++++ RECORDS PROVIDED ++++

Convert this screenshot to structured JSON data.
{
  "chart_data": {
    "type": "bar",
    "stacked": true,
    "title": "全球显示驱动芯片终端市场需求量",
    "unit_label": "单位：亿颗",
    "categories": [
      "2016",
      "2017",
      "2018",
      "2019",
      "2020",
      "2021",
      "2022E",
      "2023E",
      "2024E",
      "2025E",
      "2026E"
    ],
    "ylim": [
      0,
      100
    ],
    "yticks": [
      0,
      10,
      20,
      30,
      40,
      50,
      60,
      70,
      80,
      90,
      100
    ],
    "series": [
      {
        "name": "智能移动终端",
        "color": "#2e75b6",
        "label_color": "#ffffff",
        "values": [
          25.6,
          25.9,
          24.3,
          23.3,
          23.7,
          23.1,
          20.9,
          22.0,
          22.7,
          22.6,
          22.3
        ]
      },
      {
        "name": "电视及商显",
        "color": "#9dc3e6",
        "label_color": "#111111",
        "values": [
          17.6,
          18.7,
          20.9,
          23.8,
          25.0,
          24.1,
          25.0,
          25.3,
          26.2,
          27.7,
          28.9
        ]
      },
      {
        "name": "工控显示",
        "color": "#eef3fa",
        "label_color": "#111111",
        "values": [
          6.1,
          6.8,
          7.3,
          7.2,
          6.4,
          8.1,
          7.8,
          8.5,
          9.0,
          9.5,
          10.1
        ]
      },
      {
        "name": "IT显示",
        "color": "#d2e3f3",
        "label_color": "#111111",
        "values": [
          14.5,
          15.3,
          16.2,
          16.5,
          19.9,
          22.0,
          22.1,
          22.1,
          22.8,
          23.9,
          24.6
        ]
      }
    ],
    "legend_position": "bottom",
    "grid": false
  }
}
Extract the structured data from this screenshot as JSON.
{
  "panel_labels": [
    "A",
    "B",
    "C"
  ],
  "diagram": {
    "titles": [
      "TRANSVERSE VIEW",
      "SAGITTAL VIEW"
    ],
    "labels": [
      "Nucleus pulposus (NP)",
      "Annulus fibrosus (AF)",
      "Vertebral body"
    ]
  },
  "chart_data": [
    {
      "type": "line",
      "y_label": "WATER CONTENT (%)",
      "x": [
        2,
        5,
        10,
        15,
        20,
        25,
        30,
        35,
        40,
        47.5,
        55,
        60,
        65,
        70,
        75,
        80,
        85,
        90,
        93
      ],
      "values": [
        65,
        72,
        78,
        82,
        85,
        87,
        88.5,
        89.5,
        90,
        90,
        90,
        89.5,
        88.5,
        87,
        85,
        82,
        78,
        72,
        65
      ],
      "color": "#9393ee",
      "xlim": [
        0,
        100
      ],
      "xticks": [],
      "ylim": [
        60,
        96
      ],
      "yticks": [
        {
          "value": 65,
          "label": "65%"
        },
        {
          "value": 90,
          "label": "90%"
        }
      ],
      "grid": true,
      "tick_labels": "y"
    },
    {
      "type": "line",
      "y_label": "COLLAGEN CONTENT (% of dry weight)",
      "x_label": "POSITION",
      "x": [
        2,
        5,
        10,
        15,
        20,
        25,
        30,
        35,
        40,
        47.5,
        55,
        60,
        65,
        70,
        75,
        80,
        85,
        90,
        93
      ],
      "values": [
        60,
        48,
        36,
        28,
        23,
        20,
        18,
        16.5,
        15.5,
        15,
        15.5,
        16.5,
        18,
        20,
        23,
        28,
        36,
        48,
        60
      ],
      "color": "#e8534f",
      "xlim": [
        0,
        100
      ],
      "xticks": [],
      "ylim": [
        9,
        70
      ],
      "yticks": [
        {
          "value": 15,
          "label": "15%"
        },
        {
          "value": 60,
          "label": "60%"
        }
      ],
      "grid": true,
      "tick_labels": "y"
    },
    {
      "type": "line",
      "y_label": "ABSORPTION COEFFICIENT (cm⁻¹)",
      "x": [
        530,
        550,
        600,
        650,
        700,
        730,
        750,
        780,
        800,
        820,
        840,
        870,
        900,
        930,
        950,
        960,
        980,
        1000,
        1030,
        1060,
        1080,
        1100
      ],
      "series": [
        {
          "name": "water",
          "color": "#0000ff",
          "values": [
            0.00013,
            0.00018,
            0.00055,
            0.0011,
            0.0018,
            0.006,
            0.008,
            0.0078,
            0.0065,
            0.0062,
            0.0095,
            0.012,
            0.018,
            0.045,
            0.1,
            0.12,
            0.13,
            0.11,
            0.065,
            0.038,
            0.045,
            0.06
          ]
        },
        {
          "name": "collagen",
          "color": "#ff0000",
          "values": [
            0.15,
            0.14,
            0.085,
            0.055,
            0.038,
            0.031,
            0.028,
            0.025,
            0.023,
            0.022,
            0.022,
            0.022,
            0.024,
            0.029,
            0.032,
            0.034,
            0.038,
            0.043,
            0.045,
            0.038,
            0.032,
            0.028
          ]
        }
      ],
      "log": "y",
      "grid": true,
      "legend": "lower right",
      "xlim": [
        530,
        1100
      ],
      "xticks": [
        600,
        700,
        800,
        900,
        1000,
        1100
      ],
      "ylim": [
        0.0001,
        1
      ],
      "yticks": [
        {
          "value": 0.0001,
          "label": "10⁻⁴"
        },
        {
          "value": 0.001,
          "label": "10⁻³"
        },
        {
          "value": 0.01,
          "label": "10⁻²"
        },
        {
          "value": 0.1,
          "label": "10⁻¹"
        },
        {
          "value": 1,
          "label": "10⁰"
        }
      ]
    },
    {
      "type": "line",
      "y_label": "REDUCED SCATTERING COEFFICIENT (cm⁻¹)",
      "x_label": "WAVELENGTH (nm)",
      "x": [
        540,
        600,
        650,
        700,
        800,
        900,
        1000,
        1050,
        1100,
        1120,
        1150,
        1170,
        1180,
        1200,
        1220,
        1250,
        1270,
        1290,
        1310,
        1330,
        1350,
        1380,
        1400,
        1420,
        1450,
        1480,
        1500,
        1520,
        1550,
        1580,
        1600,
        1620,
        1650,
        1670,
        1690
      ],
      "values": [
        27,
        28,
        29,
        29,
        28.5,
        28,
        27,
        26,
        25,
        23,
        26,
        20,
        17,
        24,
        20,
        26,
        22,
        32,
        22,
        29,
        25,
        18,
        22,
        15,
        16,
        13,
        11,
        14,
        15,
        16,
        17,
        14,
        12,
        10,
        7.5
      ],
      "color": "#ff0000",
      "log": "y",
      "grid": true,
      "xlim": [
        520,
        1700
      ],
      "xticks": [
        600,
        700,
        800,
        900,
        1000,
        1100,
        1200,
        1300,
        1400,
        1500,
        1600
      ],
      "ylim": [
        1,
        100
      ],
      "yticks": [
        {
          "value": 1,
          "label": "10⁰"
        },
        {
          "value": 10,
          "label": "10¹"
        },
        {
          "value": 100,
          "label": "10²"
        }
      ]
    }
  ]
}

++++
++++ RECORDS PROVIDED ++++

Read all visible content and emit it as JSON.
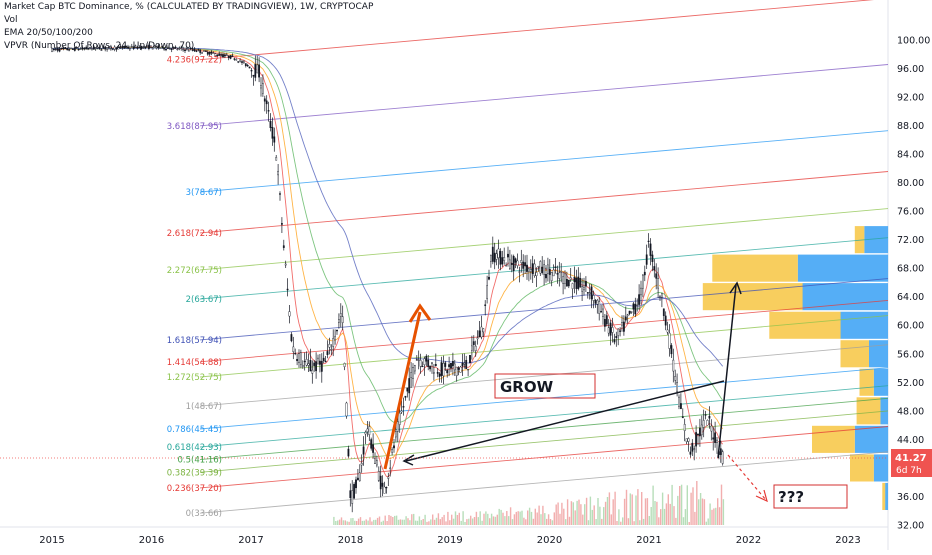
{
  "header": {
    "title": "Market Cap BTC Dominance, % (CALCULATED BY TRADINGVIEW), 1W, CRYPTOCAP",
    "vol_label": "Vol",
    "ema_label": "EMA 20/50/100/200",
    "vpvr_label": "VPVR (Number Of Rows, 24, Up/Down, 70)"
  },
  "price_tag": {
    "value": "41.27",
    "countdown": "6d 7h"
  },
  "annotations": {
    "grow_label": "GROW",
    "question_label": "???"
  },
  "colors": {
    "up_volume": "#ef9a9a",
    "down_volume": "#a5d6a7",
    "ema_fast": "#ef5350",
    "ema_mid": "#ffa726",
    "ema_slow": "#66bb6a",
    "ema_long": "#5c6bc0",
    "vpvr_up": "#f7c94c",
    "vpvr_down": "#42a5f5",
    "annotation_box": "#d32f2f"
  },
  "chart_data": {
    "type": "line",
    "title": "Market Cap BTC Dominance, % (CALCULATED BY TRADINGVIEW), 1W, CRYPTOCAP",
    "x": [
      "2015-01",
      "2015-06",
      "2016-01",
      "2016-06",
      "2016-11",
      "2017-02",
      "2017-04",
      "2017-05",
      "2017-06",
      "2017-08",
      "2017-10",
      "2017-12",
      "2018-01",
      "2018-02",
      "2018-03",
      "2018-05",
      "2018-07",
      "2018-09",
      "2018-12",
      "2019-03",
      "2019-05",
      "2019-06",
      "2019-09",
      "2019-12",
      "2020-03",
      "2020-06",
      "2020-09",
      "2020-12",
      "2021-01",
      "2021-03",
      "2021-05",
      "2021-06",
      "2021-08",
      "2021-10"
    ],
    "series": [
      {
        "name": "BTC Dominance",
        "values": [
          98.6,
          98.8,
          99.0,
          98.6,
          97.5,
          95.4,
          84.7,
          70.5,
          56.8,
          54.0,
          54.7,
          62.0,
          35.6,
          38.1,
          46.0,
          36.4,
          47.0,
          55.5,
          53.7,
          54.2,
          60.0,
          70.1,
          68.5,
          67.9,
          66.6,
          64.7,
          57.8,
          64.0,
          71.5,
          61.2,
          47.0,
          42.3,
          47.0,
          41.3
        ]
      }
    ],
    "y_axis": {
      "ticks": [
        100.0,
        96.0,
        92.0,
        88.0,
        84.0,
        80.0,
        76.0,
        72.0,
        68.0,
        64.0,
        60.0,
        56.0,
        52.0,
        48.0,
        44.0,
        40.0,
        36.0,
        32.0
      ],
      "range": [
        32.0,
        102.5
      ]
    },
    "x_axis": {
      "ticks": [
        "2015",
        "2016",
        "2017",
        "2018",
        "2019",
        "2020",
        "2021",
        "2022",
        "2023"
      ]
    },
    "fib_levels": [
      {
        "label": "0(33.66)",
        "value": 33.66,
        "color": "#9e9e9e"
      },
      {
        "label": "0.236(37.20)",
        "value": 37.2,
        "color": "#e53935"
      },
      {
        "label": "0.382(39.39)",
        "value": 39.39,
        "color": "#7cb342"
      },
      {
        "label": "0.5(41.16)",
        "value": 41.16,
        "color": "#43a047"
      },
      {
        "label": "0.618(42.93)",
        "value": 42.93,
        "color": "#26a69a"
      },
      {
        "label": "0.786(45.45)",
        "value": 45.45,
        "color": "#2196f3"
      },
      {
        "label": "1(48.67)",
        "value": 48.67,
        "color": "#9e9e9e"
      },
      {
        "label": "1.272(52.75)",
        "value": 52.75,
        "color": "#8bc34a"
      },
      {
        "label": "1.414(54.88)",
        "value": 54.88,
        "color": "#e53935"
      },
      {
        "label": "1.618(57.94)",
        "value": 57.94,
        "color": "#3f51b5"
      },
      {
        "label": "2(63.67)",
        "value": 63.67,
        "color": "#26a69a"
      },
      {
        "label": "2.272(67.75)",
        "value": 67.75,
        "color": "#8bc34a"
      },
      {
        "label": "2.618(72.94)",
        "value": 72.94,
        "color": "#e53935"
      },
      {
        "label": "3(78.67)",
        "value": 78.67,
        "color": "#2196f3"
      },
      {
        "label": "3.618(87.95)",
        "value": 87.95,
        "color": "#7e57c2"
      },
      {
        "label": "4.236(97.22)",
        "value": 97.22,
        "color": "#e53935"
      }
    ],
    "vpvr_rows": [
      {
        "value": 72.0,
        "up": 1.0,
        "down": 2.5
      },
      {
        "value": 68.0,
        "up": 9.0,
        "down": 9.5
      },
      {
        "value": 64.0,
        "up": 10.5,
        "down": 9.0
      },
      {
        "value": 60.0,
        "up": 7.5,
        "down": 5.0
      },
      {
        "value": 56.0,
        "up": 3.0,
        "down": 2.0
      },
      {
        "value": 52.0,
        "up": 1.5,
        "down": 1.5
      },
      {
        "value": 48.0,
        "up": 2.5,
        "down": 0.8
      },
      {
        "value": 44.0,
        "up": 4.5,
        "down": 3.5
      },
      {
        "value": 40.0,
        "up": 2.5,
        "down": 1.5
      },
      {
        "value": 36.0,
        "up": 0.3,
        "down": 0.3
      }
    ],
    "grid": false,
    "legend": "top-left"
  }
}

++++

## EXERCISE GOAL
Select the lines that carry the string "this" and copy them.

## WORKED SOLUTION
Convert this screenshot to structured JSON data.
Extract the structured data from this screenshot as JSON.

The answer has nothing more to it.